#### [TASKS TO CARRY OUT]
a) In the forum thread below about preferred orchestral sound on recordings, explain in one to three sentences why EvaBaron names Ormandy's recording as a favorite for the Tallis Fantasia but prefers Kleiber and Szell for Beethoven's Symphony No. 7.
b) In the forum thread below about preferred orchestral sound on recordings, where does Judas Priest Fan want a recording to sound like the listener is sitting?

** start of TEXT PASSAGE **

# What kind of orchestral sound do you prefer on recordings?



## Waehnen (Oct 31, 2021)

What kind of orchestral sound do you prefer on recordings?

I will place some basic options that come to mind. Please suggest additional options if something is evidently missing!

Edit: Please post examples of orchestral recordings with a sound that particularly pleases you!


----------



## LKB (Jul 27, 2021)

A for me. I generally prefer the larger, expansive works of Mahler, Bruckner, Shostakovich, Rachmaninoff etc. Big, homogeneous sound with some air around it.


----------



## Waehnen (Oct 31, 2021)

LKB said:


> A for me. I generally prefer the larger, expansive works of Mahler, Bruckner, Shostakovich, Rachmaninoff etc. Big, homogeneous sound with some air around it.


There sure is place for that! I cannot imagine Bruckner with other kind of approach. Also, the Pathétique by Tchaikovsky really needs the approach A, otherwise the piece is ruined imo. Many other examples come to mind, too. There is some serious magic happening when the option A is done succesfully.


----------



## mikeh375 (Sep 7, 2017)

market research again?....


----------



## Waehnen (Oct 31, 2021)

mikeh375 said:


> market research again?....


This time I kinda admit it! 😉 It is interesting how people see (hear) these things.


----------



## Merl (Jul 28, 2016)

OT : any sound that appeals to my ears.


----------



## Judas Priest Fan (Apr 27, 2018)

I like it to sound like I´m front row center.


----------



## EvaBaron (Jan 3, 2022)

For me it really depends on the piece. For Vaughan William’s Tallis Fantasia I like when it’s a big sound and it all blends together really well and lushy strings are welcome in this piece as well. This is why my favourite recording of this piece is Ormandy, for all the reasons stated above. But for example in Beethoven symphony no. 7 I like it when the sound is clear and you can hear individual lines, that’s why I like Kleiber and Szell’s recording so much


----------



## AndorFoldes (Aug 25, 2012)

** end of TEXT PASSAGE **
** start of RECORDED DATA **

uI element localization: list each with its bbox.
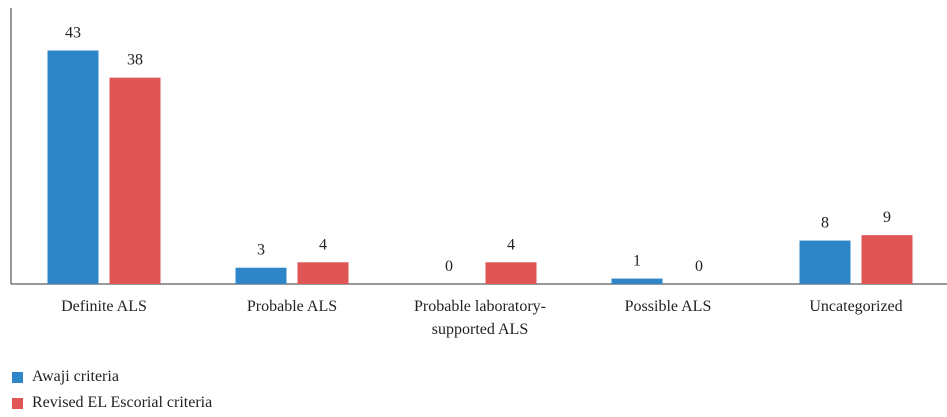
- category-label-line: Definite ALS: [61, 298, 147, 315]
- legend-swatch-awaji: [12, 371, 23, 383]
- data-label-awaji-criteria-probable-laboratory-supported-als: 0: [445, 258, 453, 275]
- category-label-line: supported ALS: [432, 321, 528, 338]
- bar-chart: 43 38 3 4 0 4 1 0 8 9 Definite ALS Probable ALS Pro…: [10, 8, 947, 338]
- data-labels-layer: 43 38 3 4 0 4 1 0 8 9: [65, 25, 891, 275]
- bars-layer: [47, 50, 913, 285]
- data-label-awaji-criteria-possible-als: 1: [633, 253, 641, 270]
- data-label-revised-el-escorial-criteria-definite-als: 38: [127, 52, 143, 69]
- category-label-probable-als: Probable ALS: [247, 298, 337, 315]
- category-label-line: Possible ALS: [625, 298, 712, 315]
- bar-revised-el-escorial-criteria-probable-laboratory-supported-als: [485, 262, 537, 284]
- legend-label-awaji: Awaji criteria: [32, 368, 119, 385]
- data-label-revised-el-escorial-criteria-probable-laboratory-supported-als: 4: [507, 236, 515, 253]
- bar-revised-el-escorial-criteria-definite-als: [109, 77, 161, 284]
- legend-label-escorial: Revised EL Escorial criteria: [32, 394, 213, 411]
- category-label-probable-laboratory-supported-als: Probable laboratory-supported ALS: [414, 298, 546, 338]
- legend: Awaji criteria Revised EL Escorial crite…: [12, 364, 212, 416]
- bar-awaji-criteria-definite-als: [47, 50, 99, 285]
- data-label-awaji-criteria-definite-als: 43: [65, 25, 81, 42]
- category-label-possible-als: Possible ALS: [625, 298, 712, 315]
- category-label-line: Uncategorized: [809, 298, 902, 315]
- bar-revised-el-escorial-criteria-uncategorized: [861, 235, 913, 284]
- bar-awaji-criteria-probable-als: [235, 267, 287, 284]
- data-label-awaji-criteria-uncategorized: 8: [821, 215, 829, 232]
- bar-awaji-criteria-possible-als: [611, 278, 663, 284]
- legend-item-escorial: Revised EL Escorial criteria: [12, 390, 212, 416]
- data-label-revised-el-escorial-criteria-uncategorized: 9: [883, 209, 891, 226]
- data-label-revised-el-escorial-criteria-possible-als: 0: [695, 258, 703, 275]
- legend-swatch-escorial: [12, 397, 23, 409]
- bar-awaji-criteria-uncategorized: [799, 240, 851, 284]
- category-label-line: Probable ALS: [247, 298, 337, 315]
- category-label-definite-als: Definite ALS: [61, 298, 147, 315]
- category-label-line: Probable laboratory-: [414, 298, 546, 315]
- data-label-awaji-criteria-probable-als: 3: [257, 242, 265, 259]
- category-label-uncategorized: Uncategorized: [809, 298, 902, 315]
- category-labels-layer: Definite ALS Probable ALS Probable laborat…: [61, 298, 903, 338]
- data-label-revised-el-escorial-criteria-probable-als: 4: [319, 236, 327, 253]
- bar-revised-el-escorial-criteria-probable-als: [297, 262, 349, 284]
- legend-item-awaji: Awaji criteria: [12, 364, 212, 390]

** end of RECORDED DATA **
** start of RECORDED DATA **

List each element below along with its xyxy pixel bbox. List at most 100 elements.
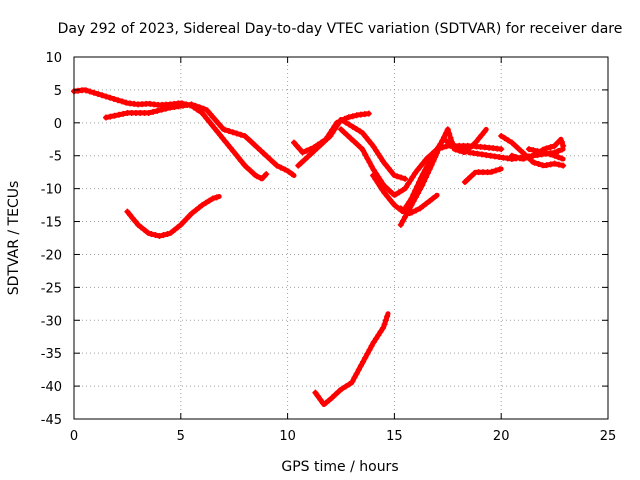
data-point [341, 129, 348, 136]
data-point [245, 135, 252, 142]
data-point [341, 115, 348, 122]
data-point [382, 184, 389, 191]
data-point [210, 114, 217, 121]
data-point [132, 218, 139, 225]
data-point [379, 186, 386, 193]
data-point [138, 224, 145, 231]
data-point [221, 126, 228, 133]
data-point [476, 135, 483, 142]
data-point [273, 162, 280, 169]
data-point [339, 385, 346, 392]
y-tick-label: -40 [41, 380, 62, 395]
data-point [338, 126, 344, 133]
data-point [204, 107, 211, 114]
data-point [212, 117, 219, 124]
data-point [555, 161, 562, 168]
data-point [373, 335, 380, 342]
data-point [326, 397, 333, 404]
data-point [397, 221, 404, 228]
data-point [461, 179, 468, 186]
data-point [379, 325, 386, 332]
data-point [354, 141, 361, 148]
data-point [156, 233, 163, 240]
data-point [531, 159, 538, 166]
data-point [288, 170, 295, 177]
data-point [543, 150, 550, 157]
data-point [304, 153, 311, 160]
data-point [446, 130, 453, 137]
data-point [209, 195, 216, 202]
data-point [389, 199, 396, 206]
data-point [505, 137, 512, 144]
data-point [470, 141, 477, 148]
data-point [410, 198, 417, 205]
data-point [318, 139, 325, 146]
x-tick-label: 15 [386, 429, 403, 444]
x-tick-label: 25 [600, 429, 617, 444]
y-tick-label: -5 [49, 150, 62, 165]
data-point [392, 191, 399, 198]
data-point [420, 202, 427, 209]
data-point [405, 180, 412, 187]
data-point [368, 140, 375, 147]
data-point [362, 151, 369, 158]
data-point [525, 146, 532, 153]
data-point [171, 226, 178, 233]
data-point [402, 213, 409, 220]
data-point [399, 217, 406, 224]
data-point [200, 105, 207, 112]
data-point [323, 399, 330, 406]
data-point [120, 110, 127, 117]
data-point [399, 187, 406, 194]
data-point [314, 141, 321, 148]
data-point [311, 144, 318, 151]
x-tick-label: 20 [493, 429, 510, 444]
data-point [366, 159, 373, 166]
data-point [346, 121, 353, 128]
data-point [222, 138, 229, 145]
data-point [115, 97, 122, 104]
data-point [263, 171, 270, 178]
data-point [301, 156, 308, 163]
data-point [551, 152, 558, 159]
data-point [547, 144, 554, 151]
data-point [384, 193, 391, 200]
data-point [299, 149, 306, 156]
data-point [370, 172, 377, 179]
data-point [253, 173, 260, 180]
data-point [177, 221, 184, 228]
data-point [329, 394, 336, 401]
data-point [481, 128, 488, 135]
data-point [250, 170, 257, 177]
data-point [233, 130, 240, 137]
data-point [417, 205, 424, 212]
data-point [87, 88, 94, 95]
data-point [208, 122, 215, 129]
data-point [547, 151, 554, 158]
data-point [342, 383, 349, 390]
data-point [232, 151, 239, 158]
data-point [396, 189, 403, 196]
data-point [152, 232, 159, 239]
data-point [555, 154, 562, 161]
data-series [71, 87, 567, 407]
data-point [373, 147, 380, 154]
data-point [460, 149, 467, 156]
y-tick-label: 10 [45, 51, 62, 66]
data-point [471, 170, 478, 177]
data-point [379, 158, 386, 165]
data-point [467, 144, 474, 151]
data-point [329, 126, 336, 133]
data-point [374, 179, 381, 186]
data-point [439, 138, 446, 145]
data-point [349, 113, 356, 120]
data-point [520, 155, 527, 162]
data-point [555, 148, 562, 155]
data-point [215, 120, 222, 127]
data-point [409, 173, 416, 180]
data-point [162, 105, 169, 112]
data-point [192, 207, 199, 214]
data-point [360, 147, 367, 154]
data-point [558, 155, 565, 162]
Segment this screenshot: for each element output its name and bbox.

** end of RECORDED DATA **

#### [RESPONSE LIST]
a) For the Vaughan Williams Tallis Fantasia, EvaBaron likes a big sound where everything blends together well and lush strings are welcome, which is why Ormandy's recording is the favorite. For Beethoven's Symphony No. 7, EvaBaron prefers a clear sound in which individual lines can be heard, which is why Kleiber's and Szell's recordings appeal.

b) Front row center.